VORLIEGENDER TEXT »
Im letzten Post erzählte ich von dem der auf Ausbildung ausgerichteten englischen Schulsystem, und der Einschätzung einer ehemaligen Lehrerin, weder Schüler, Lehrer oder Eltern seien an der Weitergabe an echtem Wissen und Verständnis interessiert. Denn auf dem Weg zur Karriere reicht es den Anschein an Kompetenz zu erwecken, anstatt echte Kompetenz nachweisen zu müssen.
Kann man ihre Eindrücke verallgemeinern? Es gibt Gegenbeispiele, ich kenne auch einige (dazu in einem späteren Post mehr), doch was ist die Ausnahme, was die Regel? Ein genereller Bildungsmangel würde die Wissenslücken vieler Politiker oder Bürger erklären, etwa die Sicht auf Einwanderung oder der Glaube an den britischen Sonderstatus in der Welt. Doch auch im Alltag ist auf der Insel ein auffälliger Mangel an Kompetenz wahrzunehmen und viele Abläufe sind unnötig ineffizient, dysfunktional, gar chaotisch. Hier ein paar Beispiele.
Autofahren ist im Vereinigten Königreich eine Zumutung, und gefährlich. Mir wurde einmal gesagt, auf der Insel fährt man nicht, sondern vermeidet Unfälle (FYI die Aussage stammt von einem Briten). Und ich kann die Einschätzung nur bestätigen, denn zu viele Führerscheininhaber haben eben diesen nicht verdient. Da wird das Blinken vergessen, falsch abgebogen, und das Schneiden anderer Verkehrsteilnehmer scheint Volkssport zu sein.

AUSZUG DATENSATZ »
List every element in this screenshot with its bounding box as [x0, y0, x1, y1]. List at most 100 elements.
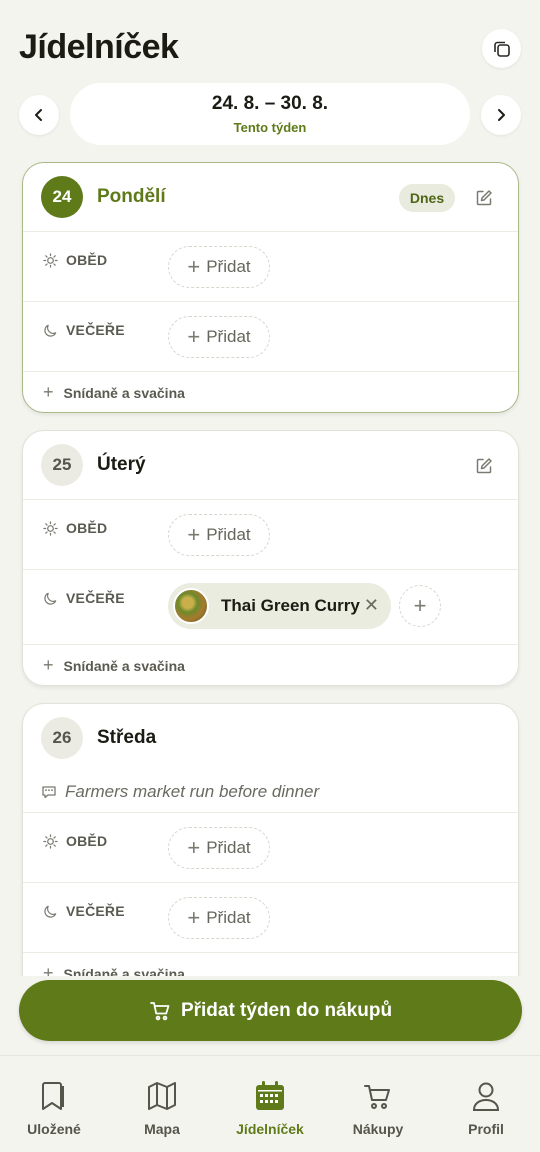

ÜBUNGSAUFGABEN »
[A] Von wem stammt laut dem Text über Kompetenzmangel im Vereinigten Königreich die Aussage, auf der Insel fahre man nicht, sondern vermeide Unfälle?
[B] Führe den Text über Kompetenzmangel im Vereinigten Königreich nach seinem letzten Satz weiter.
Das Material stammt aus einer anderen Quelle als der Text.

LÖSUNGEN »
[A] Von einem Briten.

[B]
Anfangs mieteten wir gerne ein Auto, um Freunde in den Ecken Englands zu besuchen. Bei jeder Tour, BEI JEDER, wären wir beinahe in Unfälle verwickelt worden. In mehrere. Für Fahrten in Großbritannien empfehle ich dringend, ständig die Umgebung im Blick zu haben. Der Kleinwagen, den sie gerade auf dem Motorway überholen, kann ohne ersichtlichen Grund auf ihre Spur wechseln wollen.
Zweiter Punkt, die Beschilderung ist vollkommen aus dem Ruder gelaufen. Nicht nur sind oft für eine Information mehrere Zeichen aufgestellt, man macht auf der Insel exzessiv Gebrauch von nutzlosen Schildern.
So sind an Fußgängerinseln, Parkbuchten(!) und Kreiseln Hinweise angebracht, welche die zu benutzende Spur anzeigen: fahren sie links, nicht rechts. Offensichtlich müssen selbst Briten permanent an ihren spleenigen Linksverkehr erinnert werden. In der Nähe unseres Wohnblocks trafen etwa drei einspurige Straßen in einem Kreisel aufeinander, und es gab gleich sieben dieser Wegweiser. Dazu waren sie von innen beleuchtet, welch eine Verschwendung!
Apropos Kreisel, Briten lieben Kreisel. Selbst normale Kreuzungen werden durch einen dicken weißen Punkt in ihrer Mitte in derartige umgewandelt. Kreisel können Sinn ergeben, etwa wenn Ampelanlagen eingespart werden können. Das hält meine britischen Freunde jedoch nicht davon ab, selbst einfache Kreiselsysteme mit zusätzlichen Ampelanlagen zu versehen. Gerne direkt an den Ausfahrten. Bei einem roten Signal wird so der Verkehr in alle Richtungen blockiert.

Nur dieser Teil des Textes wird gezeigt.